## TASK OBJECTIVE
Output every entry exactly as written, skipping any pictures.

--- BEGIN MATERIAL FOR THIS TASK ---

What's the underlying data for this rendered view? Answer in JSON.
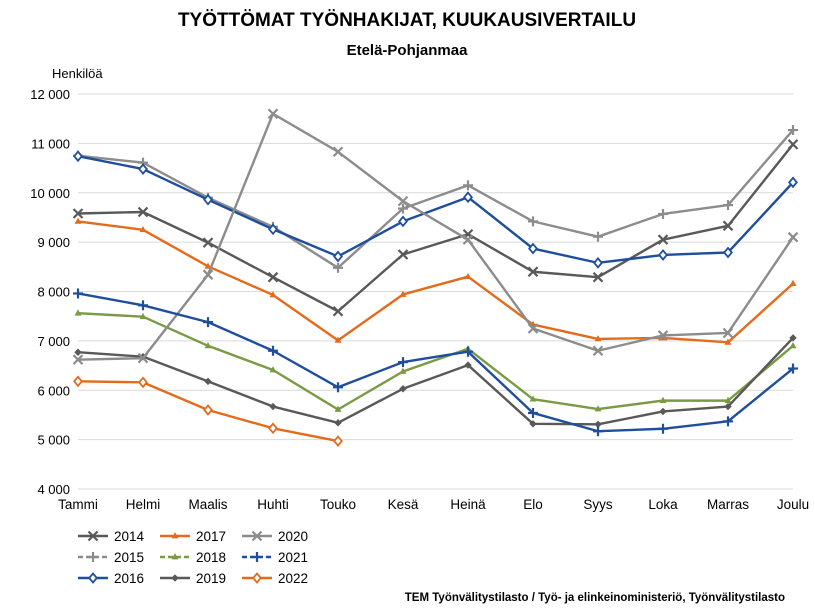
{
  "chart_data": {
    "type": "line",
    "title": "TYÖTTÖMAT TYÖNHAKIJAT, KUUKAUSIVERTAILU",
    "subtitle": "Etelä-Pohjanmaa",
    "ylabel": "Henkilöä",
    "xlabel": "",
    "categories": [
      "Tammi",
      "Helmi",
      "Maalis",
      "Huhti",
      "Touko",
      "Kesä",
      "Heinä",
      "Elo",
      "Syys",
      "Loka",
      "Marras",
      "Joulu"
    ],
    "ylim": [
      4000,
      12000
    ],
    "yticks": [
      4000,
      5000,
      6000,
      7000,
      8000,
      9000,
      10000,
      11000,
      12000
    ],
    "ytick_labels": [
      "4 000",
      "5 000",
      "6 000",
      "7 000",
      "8 000",
      "9 000",
      "10 000",
      "11 000",
      "12 000"
    ],
    "grid": "horizontal",
    "legend_position": "bottom-left",
    "source": "TEM Työnvälitystilasto / Työ- ja elinkeinoministeriö, Työnvälitystilasto",
    "series": [
      {
        "name": "2014",
        "color": "#595959",
        "dash": "solid",
        "marker": "x",
        "values": [
          9580,
          9610,
          8990,
          8290,
          7600,
          8750,
          9160,
          8400,
          8290,
          9050,
          9330,
          10980
        ]
      },
      {
        "name": "2015",
        "color": "#8c8c8c",
        "dash": "solid",
        "marker": "plus",
        "values": [
          10750,
          10610,
          9900,
          9310,
          8480,
          9680,
          10150,
          9420,
          9110,
          9570,
          9750,
          11270
        ]
      },
      {
        "name": "2016",
        "color": "#1f4e9c",
        "dash": "solid",
        "marker": "diamond",
        "values": [
          10740,
          10480,
          9860,
          9260,
          8710,
          9420,
          9910,
          8870,
          8580,
          8740,
          8790,
          10210
        ]
      },
      {
        "name": "2017",
        "color": "#e36c1c",
        "dash": "solid",
        "marker": "triangle",
        "values": [
          9420,
          9250,
          8510,
          7930,
          7010,
          7940,
          8300,
          7330,
          7040,
          7060,
          6970,
          8160
        ]
      },
      {
        "name": "2018",
        "color": "#7a9a44",
        "dash": "solid",
        "marker": "triangle",
        "values": [
          7560,
          7490,
          6900,
          6410,
          5610,
          6380,
          6840,
          5820,
          5620,
          5790,
          5790,
          6900
        ]
      },
      {
        "name": "2019",
        "color": "#595959",
        "dash": "solid",
        "marker": "diamond-small",
        "values": [
          6770,
          6680,
          6180,
          5670,
          5340,
          6030,
          6510,
          5320,
          5310,
          5570,
          5670,
          7060
        ]
      },
      {
        "name": "2020",
        "color": "#8c8c8c",
        "dash": "solid",
        "marker": "x",
        "values": [
          6620,
          6650,
          8340,
          11600,
          10830,
          9830,
          9050,
          7250,
          6800,
          7110,
          7160,
          9100
        ]
      },
      {
        "name": "2021",
        "color": "#1f4e9c",
        "dash": "solid",
        "marker": "plus",
        "values": [
          7960,
          7720,
          7380,
          6800,
          6060,
          6570,
          6780,
          5540,
          5170,
          5220,
          5370,
          6440
        ]
      },
      {
        "name": "2022",
        "color": "#e36c1c",
        "dash": "solid",
        "marker": "diamond",
        "values": [
          6180,
          6160,
          5600,
          5230,
          4970,
          null,
          null,
          null,
          null,
          null,
          null,
          null
        ]
      }
    ],
    "legend_dash": [
      "solid",
      "dash",
      "solid",
      "solid",
      "dash",
      "solid",
      "solid",
      "dash",
      "solid"
    ]
  }
}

--- END MATERIAL FOR THIS TASK ---

## RESPONSE TO THIS EXERCISE
What's the underlying data for this rendered view? Answer in JSON.
{
  "chart_data": {
    "type": "line",
    "title": "TYÖTTÖMAT TYÖNHAKIJAT, KUUKAUSIVERTAILU",
    "subtitle": "Etelä-Pohjanmaa",
    "ylabel": "Henkilöä",
    "xlabel": "",
    "categories": [
      "Tammi",
      "Helmi",
      "Maalis",
      "Huhti",
      "Touko",
      "Kesä",
      "Heinä",
      "Elo",
      "Syys",
      "Loka",
      "Marras",
      "Joulu"
    ],
    "ylim": [
      4000,
      12000
    ],
    "yticks": [
      4000,
      5000,
      6000,
      7000,
      8000,
      9000,
      10000,
      11000,
      12000
    ],
    "ytick_labels": [
      "4 000",
      "5 000",
      "6 000",
      "7 000",
      "8 000",
      "9 000",
      "10 000",
      "11 000",
      "12 000"
    ],
    "grid": "horizontal",
    "legend_position": "bottom-left",
    "source": "TEM Työnvälitystilasto / Työ- ja elinkeinoministeriö, Työnvälitystilasto",
    "series": [
      {
        "name": "2014",
        "color": "#595959",
        "dash": "solid",
        "marker": "x",
        "values": [
          9580,
          9610,
          8990,
          8290,
          7600,
          8750,
          9160,
          8400,
          8290,
          9050,
          9330,
          10980
        ]
      },
      {
        "name": "2015",
        "color": "#8c8c8c",
        "dash": "solid",
        "marker": "plus",
        "values": [
          10750,
          10610,
          9900,
          9310,
          8480,
          9680,
          10150,
          9420,
          9110,
          9570,
          9750,
          11270
        ]
      },
      {
        "name": "2016",
        "color": "#1f4e9c",
        "dash": "solid",
        "marker": "diamond",
        "values": [
          10740,
          10480,
          9860,
          9260,
          8710,
          9420,
          9910,
          8870,
          8580,
          8740,
          8790,
          10210
        ]
      },
      {
        "name": "2017",
        "color": "#e36c1c",
        "dash": "solid",
        "marker": "triangle",
        "values": [
          9420,
          9250,
          8510,
          7930,
          7010,
          7940,
          8300,
          7330,
          7040,
          7060,
          6970,
          8160
        ]
      },
      {
        "name": "2018",
        "color": "#7a9a44",
        "dash": "solid",
        "marker": "triangle",
        "values": [
          7560,
          7490,
          6900,
          6410,
          5610,
          6380,
          6840,
          5820,
          5620,
          5790,
          5790,
          6900
        ]
      },
      {
        "name": "2019",
        "color": "#595959",
        "dash": "solid",
        "marker": "diamond-small",
        "values": [
          6770,
          6680,
          6180,
          5670,
          5340,
          6030,
          6510,
          5320,
          5310,
          5570,
          5670,
          7060
        ]
      },
      {
        "name": "2020",
        "color": "#8c8c8c",
        "dash": "solid",
        "marker": "x",
        "values": [
          6620,
          6650,
          8340,
          11600,
          10830,
          9830,
          9050,
          7250,
          6800,
          7110,
          7160,
          9100
        ]
      },
      {
        "name": "2021",
        "color": "#1f4e9c",
        "dash": "solid",
        "marker": "plus",
        "values": [
          7960,
          7720,
          7380,
          6800,
          6060,
          6570,
          6780,
          5540,
          5170,
          5220,
          5370,
          6440
        ]
      },
      {
        "name": "2022",
        "color": "#e36c1c",
        "dash": "solid",
        "marker": "diamond",
        "values": [
          6180,
          6160,
          5600,
          5230,
          4970,
          null,
          null,
          null,
          null,
          null,
          null,
          null
        ]
      }
    ],
    "legend_dash": [
      "solid",
      "dash",
      "solid",
      "solid",
      "dash",
      "solid",
      "solid",
      "dash",
      "solid"
    ]
  }
}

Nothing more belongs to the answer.